#### SHORT PROBLEM
Pictures in the records should not be copied, but every other part must be repeated exactly.

#### SUPPLIED RECORDS
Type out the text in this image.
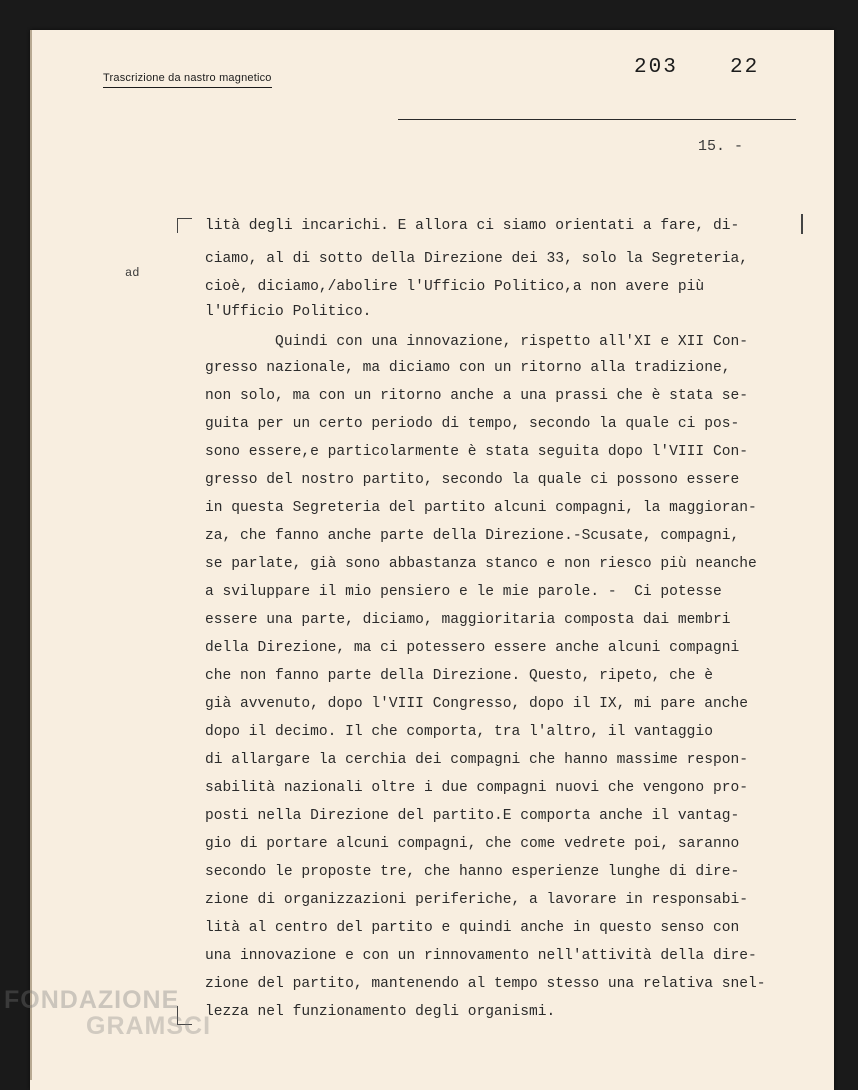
Trascrizione da nastro magnetico	203 22
15. -
lità degli incarichi. E allora ci siamo orientati a fare, di-
ciamo, al di sotto della Direzione dei 33, solo la Segreteria,
cioè, diciamo,/abolire l'Ufficio Politico,a non avere più
l'Ufficio Politico.
Quindi con una innovazione, rispetto all'XI e XII Con-
gresso nazionale, ma diciamo con un ritorno alla tradizione,
non solo, ma con un ritorno anche a una prassi che è stata se-
guita per un certo periodo di tempo, secondo la quale ci pos-
sono essere,e particolarmente è stata seguita dopo l'VIII Con-
gresso del nostro partito, secondo la quale ci possono essere
in questa Segreteria del partito alcuni compagni, la maggioran-
za, che fanno anche parte della Direzione.-Scusate, compagni,
se parlate, già sono abbastanza stanco e non riesco più neanche
a sviluppare il mio pensiero e le mie parole. -  Ci potesse
essere una parte, diciamo, maggioritaria composta dai membri
della Direzione, ma ci potessero essere anche alcuni compagni
che non fanno parte della Direzione. Questo, ripeto, che è
già avvenuto, dopo l'VIII Congresso, dopo il IX, mi pare anche
dopo il decimo. Il che comporta, tra l'altro, il vantaggio
di allargare la cerchia dei compagni che hanno massime respon-
sabilità nazionali oltre i due compagni nuovi che vengono pro-
posti nella Direzione del partito.E comporta anche il vantag-
gio di portare alcuni compagni, che come vedrete poi, saranno
secondo le proposte tre, che hanno esperienze lunghe di dire-
zione di organizzazioni periferiche, a lavorare in responsabi-
lità al centro del partito e quindi anche in questo senso con
una innovazione e con un rinnovamento nell'attività della dire-
zione del partito, mantenendo al tempo stesso una relativa snel-
lezza nel funzionamento degli organismi.
ad
FONDAZIONE
GRAMSCI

#### THE RESPONSE
Type out the text in this image.
Trascrizione da nastro magnetico	203 22
15. -
lità degli incarichi. E allora ci siamo orientati a fare, di-
ciamo, al di sotto della Direzione dei 33, solo la Segreteria,
cioè, diciamo,/abolire l'Ufficio Politico,a non avere più
l'Ufficio Politico.
Quindi con una innovazione, rispetto all'XI e XII Con-
gresso nazionale, ma diciamo con un ritorno alla tradizione,
non solo, ma con un ritorno anche a una prassi che è stata se-
guita per un certo periodo di tempo, secondo la quale ci pos-
sono essere,e particolarmente è stata seguita dopo l'VIII Con-
gresso del nostro partito, secondo la quale ci possono essere
in questa Segreteria del partito alcuni compagni, la maggioran-
za, che fanno anche parte della Direzione.-Scusate, compagni,
se parlate, già sono abbastanza stanco e non riesco più neanche
a sviluppare il mio pensiero e le mie parole. -  Ci potesse
essere una parte, diciamo, maggioritaria composta dai membri
della Direzione, ma ci potessero essere anche alcuni compagni
che non fanno parte della Direzione. Questo, ripeto, che è
già avvenuto, dopo l'VIII Congresso, dopo il IX, mi pare anche
dopo il decimo. Il che comporta, tra l'altro, il vantaggio
di allargare la cerchia dei compagni che hanno massime respon-
sabilità nazionali oltre i due compagni nuovi che vengono pro-
posti nella Direzione del partito.E comporta anche il vantag-
gio di portare alcuni compagni, che come vedrete poi, saranno
secondo le proposte tre, che hanno esperienze lunghe di dire-
zione di organizzazioni periferiche, a lavorare in responsabi-
lità al centro del partito e quindi anche in questo senso con
una innovazione e con un rinnovamento nell'attività della dire-
zione del partito, mantenendo al tempo stesso una relativa snel-
lezza nel funzionamento degli organismi.
ad
FONDAZIONE
GRAMSCI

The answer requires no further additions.